[llvm-dev] Buildbot Noise
Chris Matthews via llvm-dev
llvm-dev at lists.llvm.org
Wed Oct 7 15:20:26 PDT 2015
One strategy I use for our flaky bots is to have them email me only. If the failure is real, then I forward the email to who ever I find on the blame list. For a flaky build, this is least you can do. For our flaky builds I know how and why they are flaky, some person that gets email does not. This is also a great motivator to help me know what is wrong, and how to fix it. By default, all new builds I create I do this, until I decide the SNR is appropriate for the community. Yes I have to triage builds sometimes, but I have an interest in them working, and people always acting on green dragon emails, so I think it is worth it. Beyond that, we have regexes which identify common failures, and highlight them in the build page and log. For instance, a build that fails with a ninja error, will say so, same with a svn failure or a Jenkins exception.

* _Stated goal A_
Echo the stretch of the records from the line containing "panel-c-ylabel: Dynamic moduli" through the line containing "data-point-fill: [388, 340, 396, 355]", both included.

* _Information shown_
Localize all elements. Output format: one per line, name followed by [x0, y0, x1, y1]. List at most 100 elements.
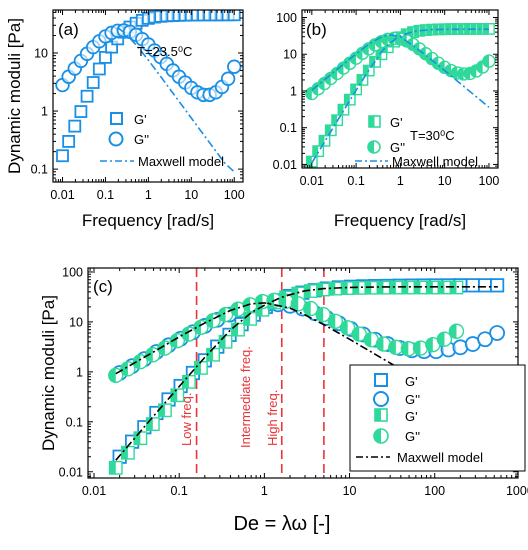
panel-c-ylabel: Dynamic moduli [Pa]: [39, 295, 58, 451]
data-point-fill: [318, 77, 325, 90]
data-point-fill: [133, 354, 141, 369]
data-point: [465, 278, 480, 293]
x-tick-label: 0.01: [82, 484, 106, 498]
data-point: [133, 431, 148, 446]
maxwell-model-line: [117, 27, 235, 173]
data-point-fill: [389, 281, 396, 294]
data-point-fill: [388, 340, 396, 355]
data-point: [388, 339, 404, 356]
data-point-fill: [312, 145, 319, 157]
data-point-fill: [363, 65, 369, 76]
legend-label-gprime: G': [134, 112, 147, 127]
panel-a-legend: G' G'' Maxwell model: [100, 112, 224, 169]
panel-b-xlabel: Frequency [rad/s]: [334, 211, 466, 230]
data-point: [108, 460, 123, 475]
region-label-low: Low freq.: [179, 393, 194, 446]
data-point: [339, 320, 356, 336]
x-tick-label: 1: [261, 484, 268, 498]
x-tick-label: 100: [479, 174, 500, 188]
legend-swatch-gprime: [110, 112, 123, 125]
legend-label-maxwell: Maxwell model: [392, 154, 478, 169]
data-point: [477, 278, 493, 293]
data-point: [400, 341, 417, 357]
data-point: [489, 325, 506, 341]
panel-a-ylabel: Dynamic moduli [Pa]: [5, 18, 24, 174]
data-point: [206, 347, 220, 362]
legend-swatch-gprime-half: [368, 115, 381, 128]
legend-swatch-gprime-green: [374, 408, 388, 422]
data-point-fill: [426, 52, 433, 65]
data-point-fill: [325, 125, 331, 136]
data-point: [318, 134, 331, 147]
panel-b-tag: (b): [306, 20, 327, 39]
data-point-fill: [303, 301, 311, 316]
legend-label-maxwell: Maxwell model: [397, 450, 483, 465]
panel-b-plot: [305, 23, 496, 168]
data-point: [254, 293, 271, 310]
legend-swatch-gdouble-half: [367, 140, 381, 154]
data-point: [303, 300, 319, 317]
panel-b: 0.01 0.1 1 10 100 0.01 0.1 1 10 100 (b) T=30⁰C Fr…: [273, 9, 500, 230]
data-point-fill: [194, 361, 201, 375]
data-point-fill: [376, 337, 384, 352]
legend-label-gprime: G': [390, 115, 403, 130]
data-point: [327, 313, 343, 329]
panel-b-temperature: T=30⁰C: [410, 128, 455, 143]
data-point-fill: [458, 23, 464, 35]
y-tick-label: 10: [34, 46, 48, 60]
data-point-fill: [171, 389, 178, 402]
panel-c-tag: (c): [93, 277, 113, 296]
data-point-fill: [331, 67, 338, 80]
data-point-fill: [182, 375, 189, 389]
data-point: [56, 149, 69, 163]
data-point: [158, 403, 172, 418]
y-tick-label: 0.1: [31, 163, 48, 177]
x-tick-label: 1: [397, 174, 404, 188]
panel-a-temperature: T=23.5⁰C: [137, 44, 192, 59]
x-tick-label: 0.1: [97, 188, 114, 202]
data-point-fill: [306, 156, 312, 167]
data-point-fill: [401, 341, 409, 356]
data-point-fill: [377, 281, 384, 294]
data-point: [218, 334, 233, 349]
data-point-fill: [438, 61, 445, 74]
data-point-fill: [291, 296, 299, 311]
data-point-fill: [356, 47, 363, 60]
data-point: [145, 417, 160, 431]
data-point: [92, 62, 106, 76]
data-point-fill: [350, 84, 357, 95]
data-point-fill: [319, 135, 325, 147]
y-tick-label: 10: [69, 315, 83, 329]
data-point-fill: [376, 49, 382, 60]
data-point: [375, 336, 392, 352]
data-point: [227, 10, 241, 22]
legend-label-gdouble-blue: G'': [405, 392, 420, 407]
data-point: [436, 331, 453, 347]
data-point-fill: [158, 404, 165, 417]
data-point: [80, 89, 94, 103]
y-tick-label: 100: [62, 265, 83, 279]
x-tick-label: 100: [424, 484, 445, 498]
legend-label-gprime-green: G': [405, 409, 418, 424]
data-point-fill: [457, 67, 464, 80]
legend-label-gdouble-green: G'': [405, 429, 420, 444]
data-point: [375, 48, 388, 61]
data-point-fill: [219, 335, 226, 348]
data-point: [363, 332, 379, 348]
y-tick-label: 100: [276, 11, 297, 25]
data-point-fill: [437, 332, 445, 347]
data-point-fill: [121, 446, 128, 459]
x-tick-label: 10: [184, 188, 198, 202]
data-point: [227, 59, 242, 74]
maxwell-model-line-loss: [311, 34, 490, 108]
x-tick-label: 0.01: [300, 174, 324, 188]
data-point-fill: [426, 24, 433, 35]
panel-b-legend: G' G'' Maxwell model: [355, 115, 478, 169]
data-point: [86, 76, 100, 89]
legend-swatch-gprime-blue: [374, 373, 388, 387]
x-tick-label: 10: [343, 484, 357, 498]
y-tick-label: 1: [290, 84, 297, 98]
data-point: [482, 54, 496, 68]
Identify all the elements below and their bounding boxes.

* _Stated goal B_
Duplicate the mailing list post about buildbot noise in full, with no changes.

* _Reply A_
panel-c-ylabel: Dynamic moduli [Pa]: [39, 295, 58, 451]
data-point-fill: [318, 77, 325, 90]
data-point-fill: [133, 354, 141, 369]
data-point: [465, 278, 480, 293]
x-tick-label: 0.01: [82, 484, 106, 498]
data-point: [133, 431, 148, 446]
maxwell-model-line: [117, 27, 235, 173]
data-point-fill: [389, 281, 396, 294]
data-point-fill: [388, 340, 396, 355]

* _Reply B_
[llvm-dev] Buildbot Noise
Chris Matthews via llvm-dev
llvm-dev at lists.llvm.org
Wed Oct 7 15:20:26 PDT 2015
One strategy I use for our flaky bots is to have them email me only. If the failure is real, then I forward the email to who ever I find on the blame list. For a flaky build, this is least you can do. For our flaky builds I know how and why they are flaky, some person that gets email does not. This is also a great motivator to help me know what is wrong, and how to fix it. By default, all new builds I create I do this, until I decide the SNR is appropriate for the community. Yes I have to triage builds sometimes, but I have an interest in them working, and people always acting on green dragon emails, so I think it is worth it. Beyond that, we have regexes which identify common failures, and highlight them in the build page and log. For instance, a build that fails with a ninja error, will say so, same with a svn failure or a Jenkins exception.